#### [TASK INSTRUCTIONS]
Scan the data below. Pull out each line where "content" occurs.

#### [PROVIDED RECORDS]
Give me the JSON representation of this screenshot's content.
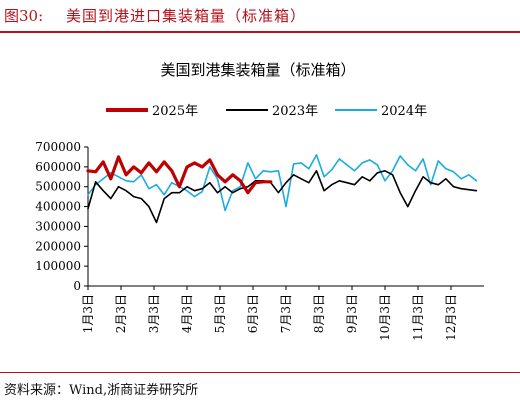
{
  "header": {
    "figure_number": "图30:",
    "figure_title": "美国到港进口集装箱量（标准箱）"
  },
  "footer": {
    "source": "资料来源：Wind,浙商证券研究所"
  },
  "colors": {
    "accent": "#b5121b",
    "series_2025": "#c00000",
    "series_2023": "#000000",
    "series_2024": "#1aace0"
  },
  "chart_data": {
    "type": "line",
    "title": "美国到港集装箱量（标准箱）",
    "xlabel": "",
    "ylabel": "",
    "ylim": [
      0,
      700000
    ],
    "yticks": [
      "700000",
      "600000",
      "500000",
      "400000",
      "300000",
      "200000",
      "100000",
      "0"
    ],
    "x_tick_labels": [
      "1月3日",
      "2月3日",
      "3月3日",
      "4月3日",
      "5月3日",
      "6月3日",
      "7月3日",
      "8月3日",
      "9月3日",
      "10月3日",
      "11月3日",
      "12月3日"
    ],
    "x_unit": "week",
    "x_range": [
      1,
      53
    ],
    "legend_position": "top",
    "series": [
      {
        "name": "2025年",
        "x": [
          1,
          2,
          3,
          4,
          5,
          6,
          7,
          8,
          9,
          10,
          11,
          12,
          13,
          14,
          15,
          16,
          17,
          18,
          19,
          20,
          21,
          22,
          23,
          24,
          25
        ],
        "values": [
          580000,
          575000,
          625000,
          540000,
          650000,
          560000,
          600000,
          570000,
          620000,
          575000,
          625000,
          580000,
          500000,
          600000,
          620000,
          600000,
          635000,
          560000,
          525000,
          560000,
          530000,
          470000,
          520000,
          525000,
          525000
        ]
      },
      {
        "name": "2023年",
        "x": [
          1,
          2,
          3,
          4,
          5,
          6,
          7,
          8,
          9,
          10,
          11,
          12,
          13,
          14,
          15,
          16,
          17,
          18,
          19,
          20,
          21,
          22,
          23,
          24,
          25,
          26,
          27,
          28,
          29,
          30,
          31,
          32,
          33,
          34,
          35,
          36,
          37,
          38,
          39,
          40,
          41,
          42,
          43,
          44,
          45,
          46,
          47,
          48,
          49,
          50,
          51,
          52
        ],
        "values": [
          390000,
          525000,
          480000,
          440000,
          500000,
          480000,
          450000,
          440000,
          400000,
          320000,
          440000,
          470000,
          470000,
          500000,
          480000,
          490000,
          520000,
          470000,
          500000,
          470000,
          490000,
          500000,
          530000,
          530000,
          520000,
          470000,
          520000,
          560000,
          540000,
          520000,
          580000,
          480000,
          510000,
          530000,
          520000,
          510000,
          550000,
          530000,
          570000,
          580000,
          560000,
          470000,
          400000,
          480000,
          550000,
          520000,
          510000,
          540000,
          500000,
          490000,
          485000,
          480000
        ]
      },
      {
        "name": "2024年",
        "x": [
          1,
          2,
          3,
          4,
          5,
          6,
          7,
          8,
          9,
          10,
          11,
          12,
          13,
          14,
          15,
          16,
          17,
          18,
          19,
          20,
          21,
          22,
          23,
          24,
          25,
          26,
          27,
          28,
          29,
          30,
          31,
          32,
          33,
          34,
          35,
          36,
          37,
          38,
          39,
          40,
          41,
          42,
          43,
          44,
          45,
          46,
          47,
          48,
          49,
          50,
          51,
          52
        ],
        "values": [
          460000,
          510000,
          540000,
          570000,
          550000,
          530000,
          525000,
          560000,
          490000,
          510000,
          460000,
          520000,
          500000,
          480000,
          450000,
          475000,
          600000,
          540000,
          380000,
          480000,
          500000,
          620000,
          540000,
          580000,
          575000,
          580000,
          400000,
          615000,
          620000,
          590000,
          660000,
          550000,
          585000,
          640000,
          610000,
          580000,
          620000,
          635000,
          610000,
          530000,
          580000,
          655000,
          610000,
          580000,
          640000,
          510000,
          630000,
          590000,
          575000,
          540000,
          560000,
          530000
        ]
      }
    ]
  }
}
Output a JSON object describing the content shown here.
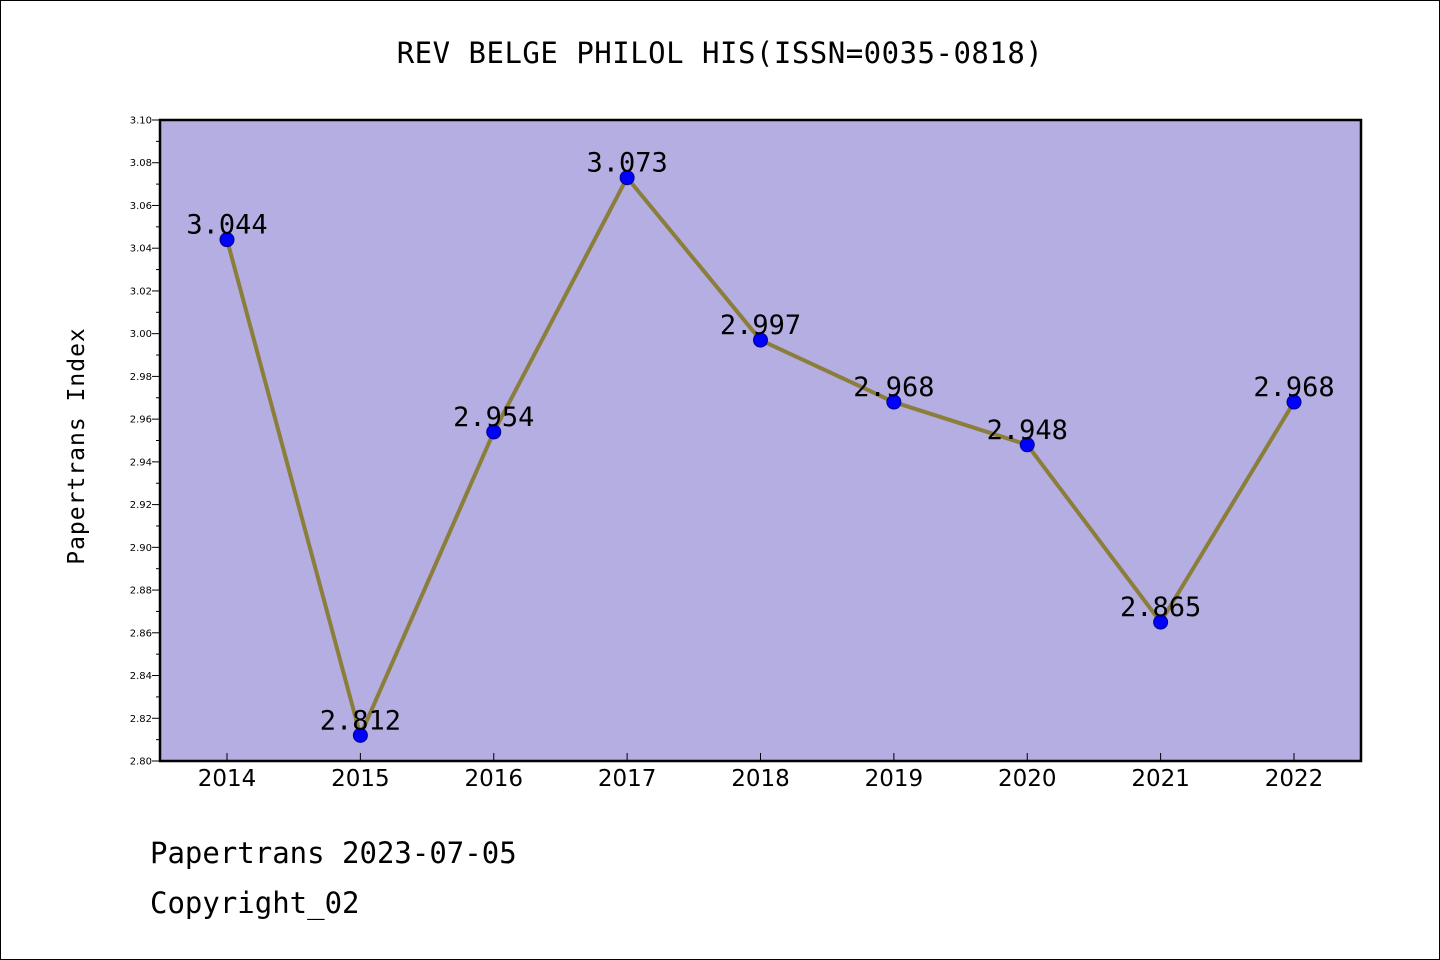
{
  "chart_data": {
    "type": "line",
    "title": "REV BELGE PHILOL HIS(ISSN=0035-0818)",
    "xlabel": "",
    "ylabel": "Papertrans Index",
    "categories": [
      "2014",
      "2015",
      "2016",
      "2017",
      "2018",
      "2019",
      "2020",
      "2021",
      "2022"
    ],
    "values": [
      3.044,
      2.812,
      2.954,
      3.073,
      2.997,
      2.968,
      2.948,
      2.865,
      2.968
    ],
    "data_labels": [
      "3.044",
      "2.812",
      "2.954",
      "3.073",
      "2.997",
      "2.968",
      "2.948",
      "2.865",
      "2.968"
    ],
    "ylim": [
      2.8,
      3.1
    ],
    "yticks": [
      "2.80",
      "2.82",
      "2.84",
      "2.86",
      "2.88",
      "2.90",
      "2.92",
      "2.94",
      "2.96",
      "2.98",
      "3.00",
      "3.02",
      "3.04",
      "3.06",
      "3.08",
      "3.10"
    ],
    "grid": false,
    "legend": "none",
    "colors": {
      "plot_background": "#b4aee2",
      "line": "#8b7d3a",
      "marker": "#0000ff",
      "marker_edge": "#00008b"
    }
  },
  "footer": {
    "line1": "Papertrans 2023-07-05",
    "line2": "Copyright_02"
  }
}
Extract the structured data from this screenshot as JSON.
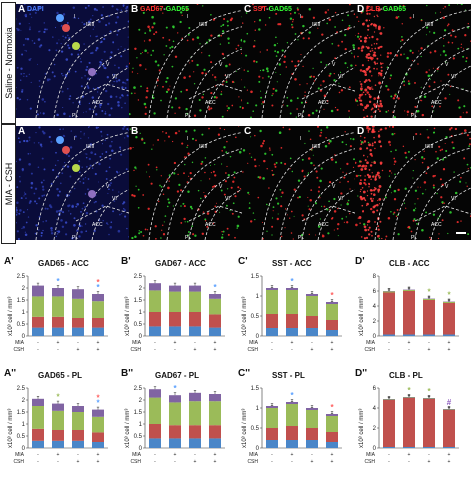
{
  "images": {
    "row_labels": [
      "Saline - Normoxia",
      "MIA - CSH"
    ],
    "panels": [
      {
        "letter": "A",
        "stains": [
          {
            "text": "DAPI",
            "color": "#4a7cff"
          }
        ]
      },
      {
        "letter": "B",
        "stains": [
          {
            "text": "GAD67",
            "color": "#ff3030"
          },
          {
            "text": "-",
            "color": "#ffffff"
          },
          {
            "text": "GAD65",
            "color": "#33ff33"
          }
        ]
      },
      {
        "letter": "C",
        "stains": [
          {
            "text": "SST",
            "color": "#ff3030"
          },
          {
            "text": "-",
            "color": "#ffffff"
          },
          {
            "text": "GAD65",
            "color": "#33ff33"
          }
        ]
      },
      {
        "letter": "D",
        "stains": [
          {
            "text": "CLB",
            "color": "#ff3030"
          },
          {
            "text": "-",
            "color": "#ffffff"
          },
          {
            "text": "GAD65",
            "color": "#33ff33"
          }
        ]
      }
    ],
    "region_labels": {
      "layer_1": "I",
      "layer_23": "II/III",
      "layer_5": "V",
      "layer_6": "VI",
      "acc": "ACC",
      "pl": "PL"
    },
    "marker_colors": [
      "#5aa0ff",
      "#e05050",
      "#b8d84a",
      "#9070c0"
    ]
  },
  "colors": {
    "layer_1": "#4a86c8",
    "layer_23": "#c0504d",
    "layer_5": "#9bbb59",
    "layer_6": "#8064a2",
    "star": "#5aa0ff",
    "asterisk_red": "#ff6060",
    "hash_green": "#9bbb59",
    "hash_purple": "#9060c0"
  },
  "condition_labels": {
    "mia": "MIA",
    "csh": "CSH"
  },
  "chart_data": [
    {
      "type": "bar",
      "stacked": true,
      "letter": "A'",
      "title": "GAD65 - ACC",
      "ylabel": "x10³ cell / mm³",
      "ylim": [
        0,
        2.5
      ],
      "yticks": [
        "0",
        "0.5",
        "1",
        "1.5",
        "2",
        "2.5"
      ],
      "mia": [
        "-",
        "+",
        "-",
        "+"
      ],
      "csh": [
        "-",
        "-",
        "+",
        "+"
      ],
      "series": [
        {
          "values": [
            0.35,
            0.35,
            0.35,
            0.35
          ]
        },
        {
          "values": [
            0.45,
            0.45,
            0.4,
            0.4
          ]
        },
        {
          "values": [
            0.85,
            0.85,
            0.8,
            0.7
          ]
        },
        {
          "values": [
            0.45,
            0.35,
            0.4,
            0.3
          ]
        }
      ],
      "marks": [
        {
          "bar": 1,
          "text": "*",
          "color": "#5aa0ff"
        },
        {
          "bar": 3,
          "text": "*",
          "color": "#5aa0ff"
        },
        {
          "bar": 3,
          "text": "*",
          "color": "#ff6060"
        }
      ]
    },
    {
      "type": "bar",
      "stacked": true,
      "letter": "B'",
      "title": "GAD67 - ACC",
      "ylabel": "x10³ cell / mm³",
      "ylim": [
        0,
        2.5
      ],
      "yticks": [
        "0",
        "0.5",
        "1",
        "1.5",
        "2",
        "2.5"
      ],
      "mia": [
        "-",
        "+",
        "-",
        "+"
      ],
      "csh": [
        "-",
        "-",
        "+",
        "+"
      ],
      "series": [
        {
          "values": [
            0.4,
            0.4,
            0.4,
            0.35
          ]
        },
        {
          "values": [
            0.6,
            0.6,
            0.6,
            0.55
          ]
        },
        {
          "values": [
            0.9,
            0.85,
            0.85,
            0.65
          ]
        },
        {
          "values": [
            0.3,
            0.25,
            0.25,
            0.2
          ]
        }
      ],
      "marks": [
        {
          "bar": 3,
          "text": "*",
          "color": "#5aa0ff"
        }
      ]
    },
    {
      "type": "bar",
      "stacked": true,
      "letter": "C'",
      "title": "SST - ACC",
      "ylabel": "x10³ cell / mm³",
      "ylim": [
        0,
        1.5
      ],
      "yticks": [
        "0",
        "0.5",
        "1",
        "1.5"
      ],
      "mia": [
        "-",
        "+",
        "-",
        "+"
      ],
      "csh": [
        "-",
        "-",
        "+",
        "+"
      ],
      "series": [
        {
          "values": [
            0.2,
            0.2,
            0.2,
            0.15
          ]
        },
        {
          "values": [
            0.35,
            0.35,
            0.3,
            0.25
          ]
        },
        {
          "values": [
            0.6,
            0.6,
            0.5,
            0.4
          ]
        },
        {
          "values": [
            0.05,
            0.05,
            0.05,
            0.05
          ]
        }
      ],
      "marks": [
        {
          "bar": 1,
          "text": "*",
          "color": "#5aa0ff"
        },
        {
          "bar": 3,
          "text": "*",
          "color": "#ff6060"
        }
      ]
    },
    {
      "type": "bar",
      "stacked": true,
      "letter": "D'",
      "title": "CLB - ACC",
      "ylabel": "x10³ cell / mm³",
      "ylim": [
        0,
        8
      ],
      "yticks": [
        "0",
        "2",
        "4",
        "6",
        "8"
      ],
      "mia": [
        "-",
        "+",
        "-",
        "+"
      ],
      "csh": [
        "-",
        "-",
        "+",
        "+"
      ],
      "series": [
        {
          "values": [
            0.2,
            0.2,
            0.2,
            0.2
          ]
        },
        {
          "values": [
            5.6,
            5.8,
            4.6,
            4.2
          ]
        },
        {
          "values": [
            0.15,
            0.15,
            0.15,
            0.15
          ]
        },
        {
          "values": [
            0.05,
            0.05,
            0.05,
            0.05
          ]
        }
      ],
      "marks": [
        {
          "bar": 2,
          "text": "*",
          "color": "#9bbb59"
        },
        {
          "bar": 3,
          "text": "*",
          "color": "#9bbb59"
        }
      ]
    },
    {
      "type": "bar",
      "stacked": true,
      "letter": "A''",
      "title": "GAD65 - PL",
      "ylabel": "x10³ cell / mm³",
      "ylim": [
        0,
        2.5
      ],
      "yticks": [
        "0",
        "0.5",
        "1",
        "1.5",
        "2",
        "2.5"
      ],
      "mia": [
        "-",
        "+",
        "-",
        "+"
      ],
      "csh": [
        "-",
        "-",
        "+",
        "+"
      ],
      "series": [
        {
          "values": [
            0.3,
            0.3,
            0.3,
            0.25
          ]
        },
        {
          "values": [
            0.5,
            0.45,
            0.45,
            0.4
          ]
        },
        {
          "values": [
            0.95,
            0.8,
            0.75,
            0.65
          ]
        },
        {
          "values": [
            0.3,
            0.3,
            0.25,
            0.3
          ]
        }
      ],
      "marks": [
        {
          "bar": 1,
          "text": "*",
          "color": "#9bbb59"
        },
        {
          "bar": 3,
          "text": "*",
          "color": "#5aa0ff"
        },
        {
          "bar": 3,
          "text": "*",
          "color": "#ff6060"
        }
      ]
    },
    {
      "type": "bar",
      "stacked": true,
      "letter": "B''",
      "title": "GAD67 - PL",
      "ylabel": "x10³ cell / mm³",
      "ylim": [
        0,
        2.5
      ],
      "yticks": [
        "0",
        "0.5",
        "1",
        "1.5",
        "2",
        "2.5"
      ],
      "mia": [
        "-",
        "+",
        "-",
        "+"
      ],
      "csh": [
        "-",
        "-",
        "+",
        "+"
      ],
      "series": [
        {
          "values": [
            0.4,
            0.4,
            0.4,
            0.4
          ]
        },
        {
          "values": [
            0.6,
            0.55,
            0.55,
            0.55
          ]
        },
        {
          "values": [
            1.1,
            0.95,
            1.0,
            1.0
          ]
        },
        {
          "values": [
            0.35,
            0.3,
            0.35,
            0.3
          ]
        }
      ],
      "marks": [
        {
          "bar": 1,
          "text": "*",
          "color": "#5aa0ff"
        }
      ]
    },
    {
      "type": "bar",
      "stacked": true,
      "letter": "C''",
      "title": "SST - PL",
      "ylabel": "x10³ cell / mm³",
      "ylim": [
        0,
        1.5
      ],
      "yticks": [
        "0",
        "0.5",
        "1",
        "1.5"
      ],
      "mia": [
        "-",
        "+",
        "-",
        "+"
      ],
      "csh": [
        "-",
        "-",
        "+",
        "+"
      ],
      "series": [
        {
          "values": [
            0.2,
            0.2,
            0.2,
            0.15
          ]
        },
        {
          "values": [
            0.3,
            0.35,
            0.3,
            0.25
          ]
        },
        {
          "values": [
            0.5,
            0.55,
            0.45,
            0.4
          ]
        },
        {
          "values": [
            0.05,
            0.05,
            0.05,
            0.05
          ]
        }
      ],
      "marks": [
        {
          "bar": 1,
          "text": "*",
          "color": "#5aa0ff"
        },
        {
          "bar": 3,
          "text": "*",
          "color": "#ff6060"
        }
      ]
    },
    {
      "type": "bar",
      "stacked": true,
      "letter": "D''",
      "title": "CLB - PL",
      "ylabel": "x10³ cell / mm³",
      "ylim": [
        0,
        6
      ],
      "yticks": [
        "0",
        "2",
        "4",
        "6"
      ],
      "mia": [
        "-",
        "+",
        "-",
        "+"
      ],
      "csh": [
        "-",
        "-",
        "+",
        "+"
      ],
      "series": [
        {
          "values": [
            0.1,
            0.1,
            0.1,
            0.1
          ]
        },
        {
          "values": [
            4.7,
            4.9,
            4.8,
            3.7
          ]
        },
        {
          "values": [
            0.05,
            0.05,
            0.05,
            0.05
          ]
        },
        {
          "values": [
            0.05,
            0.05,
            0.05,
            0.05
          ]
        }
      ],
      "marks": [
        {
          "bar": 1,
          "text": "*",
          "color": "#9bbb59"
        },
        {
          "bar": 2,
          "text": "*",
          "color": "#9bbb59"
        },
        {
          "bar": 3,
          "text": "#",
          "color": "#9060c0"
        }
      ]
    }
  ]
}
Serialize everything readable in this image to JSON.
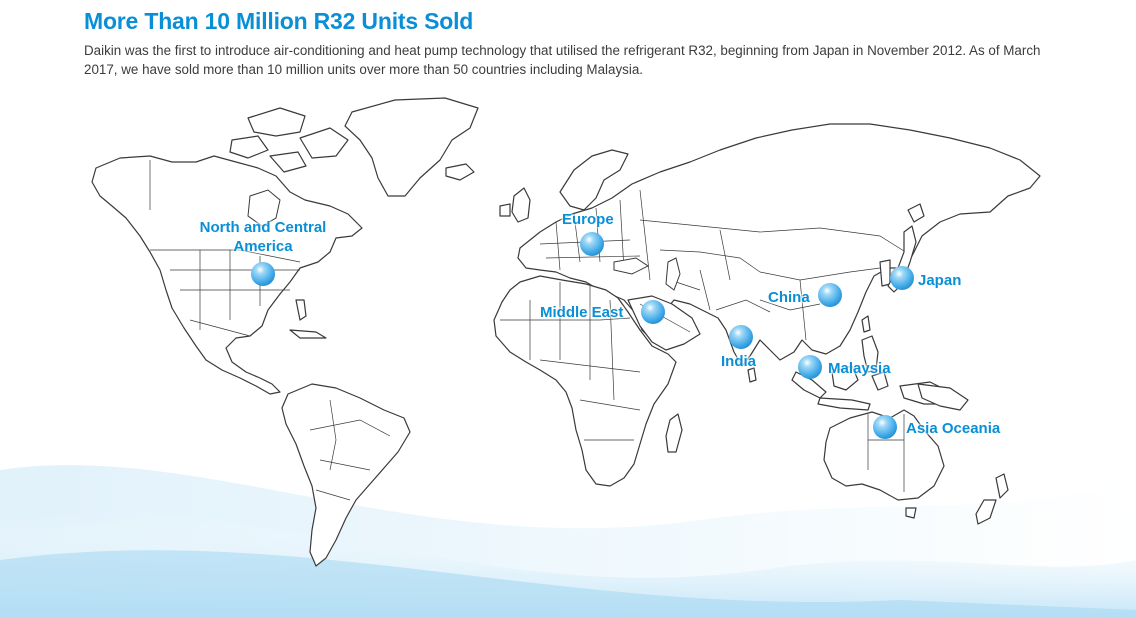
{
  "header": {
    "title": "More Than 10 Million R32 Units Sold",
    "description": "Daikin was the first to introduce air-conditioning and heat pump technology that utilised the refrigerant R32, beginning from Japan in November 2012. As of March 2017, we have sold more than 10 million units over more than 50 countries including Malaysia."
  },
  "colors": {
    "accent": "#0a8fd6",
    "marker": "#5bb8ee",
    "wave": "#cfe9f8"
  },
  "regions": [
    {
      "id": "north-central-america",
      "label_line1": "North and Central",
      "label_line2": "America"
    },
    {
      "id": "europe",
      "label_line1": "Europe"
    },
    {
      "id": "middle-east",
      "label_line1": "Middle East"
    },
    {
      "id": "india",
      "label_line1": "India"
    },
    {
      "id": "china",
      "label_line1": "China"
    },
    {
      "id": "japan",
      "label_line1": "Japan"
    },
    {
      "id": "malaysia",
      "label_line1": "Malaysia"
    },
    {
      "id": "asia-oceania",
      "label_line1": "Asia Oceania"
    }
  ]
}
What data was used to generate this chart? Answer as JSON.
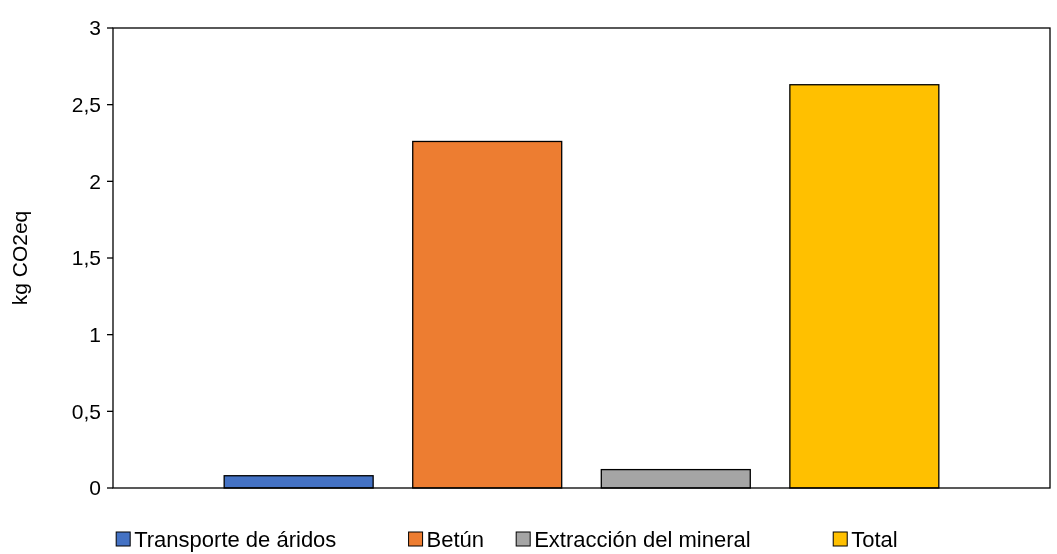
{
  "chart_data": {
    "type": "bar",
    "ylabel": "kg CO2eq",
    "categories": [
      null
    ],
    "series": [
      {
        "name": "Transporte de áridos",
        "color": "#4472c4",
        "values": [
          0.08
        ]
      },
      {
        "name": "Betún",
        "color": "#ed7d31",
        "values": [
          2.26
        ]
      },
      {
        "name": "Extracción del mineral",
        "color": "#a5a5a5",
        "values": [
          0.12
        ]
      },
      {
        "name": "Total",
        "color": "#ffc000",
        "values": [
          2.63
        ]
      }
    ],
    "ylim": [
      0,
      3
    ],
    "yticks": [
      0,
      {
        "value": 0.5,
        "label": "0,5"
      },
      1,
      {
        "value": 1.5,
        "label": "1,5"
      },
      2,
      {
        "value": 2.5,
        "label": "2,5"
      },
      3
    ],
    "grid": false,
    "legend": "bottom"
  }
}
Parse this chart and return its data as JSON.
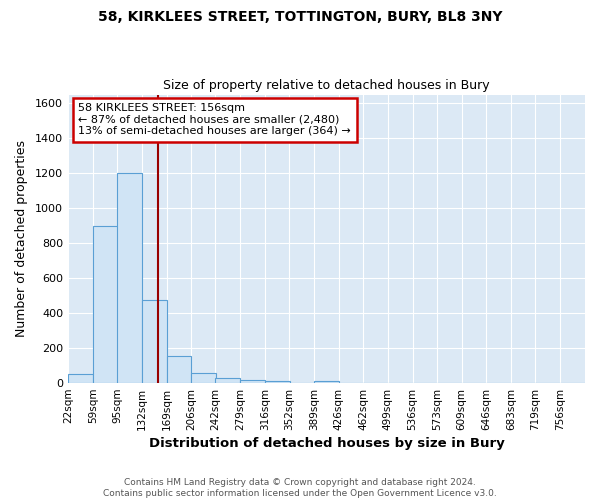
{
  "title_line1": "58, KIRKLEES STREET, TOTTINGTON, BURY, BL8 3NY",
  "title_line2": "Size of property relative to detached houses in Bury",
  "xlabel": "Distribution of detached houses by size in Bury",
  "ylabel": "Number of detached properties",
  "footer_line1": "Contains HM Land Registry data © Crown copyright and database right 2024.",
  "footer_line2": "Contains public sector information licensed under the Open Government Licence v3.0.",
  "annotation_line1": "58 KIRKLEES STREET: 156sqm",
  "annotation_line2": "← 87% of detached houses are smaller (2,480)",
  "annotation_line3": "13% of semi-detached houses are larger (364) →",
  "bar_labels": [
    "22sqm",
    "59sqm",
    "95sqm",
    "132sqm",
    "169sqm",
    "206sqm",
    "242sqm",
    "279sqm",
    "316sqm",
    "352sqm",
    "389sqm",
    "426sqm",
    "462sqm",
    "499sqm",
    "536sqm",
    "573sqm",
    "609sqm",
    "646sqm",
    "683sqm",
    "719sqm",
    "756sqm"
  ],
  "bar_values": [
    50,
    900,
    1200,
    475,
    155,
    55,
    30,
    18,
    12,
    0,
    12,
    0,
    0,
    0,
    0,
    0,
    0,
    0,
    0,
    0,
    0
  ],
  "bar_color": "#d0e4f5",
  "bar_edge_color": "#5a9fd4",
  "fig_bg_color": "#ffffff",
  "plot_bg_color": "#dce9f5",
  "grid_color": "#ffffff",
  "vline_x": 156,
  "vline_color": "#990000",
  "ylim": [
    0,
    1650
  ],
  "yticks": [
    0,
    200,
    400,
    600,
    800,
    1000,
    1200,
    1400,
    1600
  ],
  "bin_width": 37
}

#### [RESPONSE TO THE TASK]
Give me the JSON representation of this screenshot's content.
Output a JSON object describing the content shown here.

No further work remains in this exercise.